%%

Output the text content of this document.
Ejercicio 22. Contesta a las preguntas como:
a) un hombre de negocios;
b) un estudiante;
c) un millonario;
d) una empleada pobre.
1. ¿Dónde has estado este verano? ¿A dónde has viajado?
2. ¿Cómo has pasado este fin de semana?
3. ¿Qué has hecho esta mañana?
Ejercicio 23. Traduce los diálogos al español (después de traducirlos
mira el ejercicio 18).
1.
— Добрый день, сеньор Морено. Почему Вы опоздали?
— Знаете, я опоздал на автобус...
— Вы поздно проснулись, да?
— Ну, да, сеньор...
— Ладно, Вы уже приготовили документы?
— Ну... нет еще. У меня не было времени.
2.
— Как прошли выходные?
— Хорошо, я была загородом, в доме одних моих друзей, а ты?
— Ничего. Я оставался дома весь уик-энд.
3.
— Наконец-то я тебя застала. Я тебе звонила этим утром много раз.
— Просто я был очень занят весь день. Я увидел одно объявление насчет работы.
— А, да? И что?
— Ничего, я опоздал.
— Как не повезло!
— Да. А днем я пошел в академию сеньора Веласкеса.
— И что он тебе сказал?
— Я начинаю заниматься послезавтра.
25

%%

Prompt:
The records above must be repeated exactly, every one of them.

Correct response:
Output the text content of this document.
Ejercicio 22. Contesta a las preguntas como:
a) un hombre de negocios;
b) un estudiante;
c) un millonario;
d) una empleada pobre.
1. ¿Dónde has estado este verano? ¿A dónde has viajado?
2. ¿Cómo has pasado este fin de semana?
3. ¿Qué has hecho esta mañana?
Ejercicio 23. Traduce los diálogos al español (después de traducirlos
mira el ejercicio 18).
1.
— Добрый день, сеньор Морено. Почему Вы опоздали?
— Знаете, я опоздал на автобус...
— Вы поздно проснулись, да?
— Ну, да, сеньор...
— Ладно, Вы уже приготовили документы?
— Ну... нет еще. У меня не было времени.
2.
— Как прошли выходные?
— Хорошо, я была загородом, в доме одних моих друзей, а ты?
— Ничего. Я оставался дома весь уик-энд.
3.
— Наконец-то я тебя застала. Я тебе звонила этим утром много раз.
— Просто я был очень занят весь день. Я увидел одно объявление насчет работы.
— А, да? И что?
— Ничего, я опоздал.
— Как не повезло!
— Да. А днем я пошел в академию сеньора Веласкеса.
— И что он тебе сказал?
— Я начинаю заниматься послезавтра.
25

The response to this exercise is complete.